## OBJECTIVE:
Which lines hold the string "buah"? Copy every one of them.

-- Begin DATA SUPPLIED --

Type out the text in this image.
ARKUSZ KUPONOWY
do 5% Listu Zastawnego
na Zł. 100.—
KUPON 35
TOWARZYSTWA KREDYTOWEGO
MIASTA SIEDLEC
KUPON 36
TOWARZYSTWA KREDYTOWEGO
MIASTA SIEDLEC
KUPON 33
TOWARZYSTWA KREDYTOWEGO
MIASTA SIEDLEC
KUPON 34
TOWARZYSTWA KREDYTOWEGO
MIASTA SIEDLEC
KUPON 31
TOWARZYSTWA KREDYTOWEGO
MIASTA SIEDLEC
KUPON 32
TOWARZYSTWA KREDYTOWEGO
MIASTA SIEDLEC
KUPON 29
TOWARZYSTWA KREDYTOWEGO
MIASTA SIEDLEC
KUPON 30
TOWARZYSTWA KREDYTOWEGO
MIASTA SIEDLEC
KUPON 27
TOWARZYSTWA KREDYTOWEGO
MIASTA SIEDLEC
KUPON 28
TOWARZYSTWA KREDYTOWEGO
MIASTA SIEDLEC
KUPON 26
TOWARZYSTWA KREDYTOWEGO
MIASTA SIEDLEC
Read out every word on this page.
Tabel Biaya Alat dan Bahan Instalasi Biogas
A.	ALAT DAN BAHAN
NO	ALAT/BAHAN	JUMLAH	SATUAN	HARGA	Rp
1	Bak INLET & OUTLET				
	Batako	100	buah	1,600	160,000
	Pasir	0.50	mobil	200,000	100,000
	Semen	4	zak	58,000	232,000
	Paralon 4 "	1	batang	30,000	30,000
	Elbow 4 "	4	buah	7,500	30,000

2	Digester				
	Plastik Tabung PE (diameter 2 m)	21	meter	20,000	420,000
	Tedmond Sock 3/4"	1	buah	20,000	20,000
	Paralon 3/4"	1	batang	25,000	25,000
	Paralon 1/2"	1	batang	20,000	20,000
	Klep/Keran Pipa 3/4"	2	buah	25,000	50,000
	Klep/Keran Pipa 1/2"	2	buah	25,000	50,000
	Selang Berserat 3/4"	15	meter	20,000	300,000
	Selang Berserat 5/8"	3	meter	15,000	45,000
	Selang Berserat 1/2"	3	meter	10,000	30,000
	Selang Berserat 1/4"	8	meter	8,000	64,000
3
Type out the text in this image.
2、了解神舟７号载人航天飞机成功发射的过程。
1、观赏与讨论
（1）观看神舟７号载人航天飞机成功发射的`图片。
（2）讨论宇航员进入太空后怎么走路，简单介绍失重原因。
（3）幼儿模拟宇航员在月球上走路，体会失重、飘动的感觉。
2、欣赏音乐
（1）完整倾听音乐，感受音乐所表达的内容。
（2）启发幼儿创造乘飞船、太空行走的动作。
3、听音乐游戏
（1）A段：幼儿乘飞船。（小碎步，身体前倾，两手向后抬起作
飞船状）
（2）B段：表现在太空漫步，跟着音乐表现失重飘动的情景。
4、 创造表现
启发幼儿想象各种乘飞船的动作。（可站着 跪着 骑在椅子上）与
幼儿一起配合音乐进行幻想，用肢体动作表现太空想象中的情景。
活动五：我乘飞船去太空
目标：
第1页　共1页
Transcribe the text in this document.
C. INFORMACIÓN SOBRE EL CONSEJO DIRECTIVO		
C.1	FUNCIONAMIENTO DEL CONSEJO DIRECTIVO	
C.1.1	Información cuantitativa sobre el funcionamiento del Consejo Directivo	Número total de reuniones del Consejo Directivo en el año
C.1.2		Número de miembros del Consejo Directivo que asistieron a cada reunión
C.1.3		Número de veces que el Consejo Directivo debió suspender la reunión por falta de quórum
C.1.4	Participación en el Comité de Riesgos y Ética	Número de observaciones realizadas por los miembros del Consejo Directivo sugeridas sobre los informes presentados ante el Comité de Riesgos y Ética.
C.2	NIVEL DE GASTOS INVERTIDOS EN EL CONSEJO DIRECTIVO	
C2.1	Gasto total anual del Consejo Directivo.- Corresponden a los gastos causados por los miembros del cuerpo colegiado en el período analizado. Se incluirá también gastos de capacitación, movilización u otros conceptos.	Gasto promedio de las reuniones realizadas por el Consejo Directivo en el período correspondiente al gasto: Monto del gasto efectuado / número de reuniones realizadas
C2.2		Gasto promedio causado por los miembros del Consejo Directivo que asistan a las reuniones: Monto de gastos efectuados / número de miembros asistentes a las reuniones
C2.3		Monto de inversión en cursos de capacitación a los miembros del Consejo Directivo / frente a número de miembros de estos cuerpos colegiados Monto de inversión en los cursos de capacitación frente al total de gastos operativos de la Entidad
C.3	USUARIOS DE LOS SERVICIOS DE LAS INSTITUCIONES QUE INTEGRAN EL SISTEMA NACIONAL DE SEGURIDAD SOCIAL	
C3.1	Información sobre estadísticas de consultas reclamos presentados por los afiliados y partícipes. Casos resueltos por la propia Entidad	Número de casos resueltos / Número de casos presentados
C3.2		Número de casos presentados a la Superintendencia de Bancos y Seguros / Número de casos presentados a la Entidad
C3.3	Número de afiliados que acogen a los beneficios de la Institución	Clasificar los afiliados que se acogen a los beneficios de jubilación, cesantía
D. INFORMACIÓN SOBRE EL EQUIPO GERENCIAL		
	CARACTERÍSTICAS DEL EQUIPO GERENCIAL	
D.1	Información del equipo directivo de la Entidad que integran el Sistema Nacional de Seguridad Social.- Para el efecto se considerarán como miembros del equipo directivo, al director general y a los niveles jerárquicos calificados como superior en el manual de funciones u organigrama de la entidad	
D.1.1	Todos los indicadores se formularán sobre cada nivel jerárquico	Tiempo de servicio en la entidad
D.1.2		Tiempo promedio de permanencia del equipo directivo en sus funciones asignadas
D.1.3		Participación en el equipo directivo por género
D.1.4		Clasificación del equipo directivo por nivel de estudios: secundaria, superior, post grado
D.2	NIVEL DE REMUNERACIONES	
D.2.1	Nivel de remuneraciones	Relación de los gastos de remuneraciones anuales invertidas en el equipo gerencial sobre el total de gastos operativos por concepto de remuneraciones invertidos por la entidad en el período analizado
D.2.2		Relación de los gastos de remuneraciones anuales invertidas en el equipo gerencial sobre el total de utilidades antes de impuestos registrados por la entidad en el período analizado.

-- End DATA SUPPLIED --

## COMPLETED TASK:
	Batako	100	buah	1,600	160,000
	Elbow 4 "	4	buah	7,500	30,000
	Tedmond Sock 3/4"	1	buah	20,000	20,000
	Klep/Keran Pipa 3/4"	2	buah	25,000	50,000
	Klep/Keran Pipa 1/2"	2	buah	25,000	50,000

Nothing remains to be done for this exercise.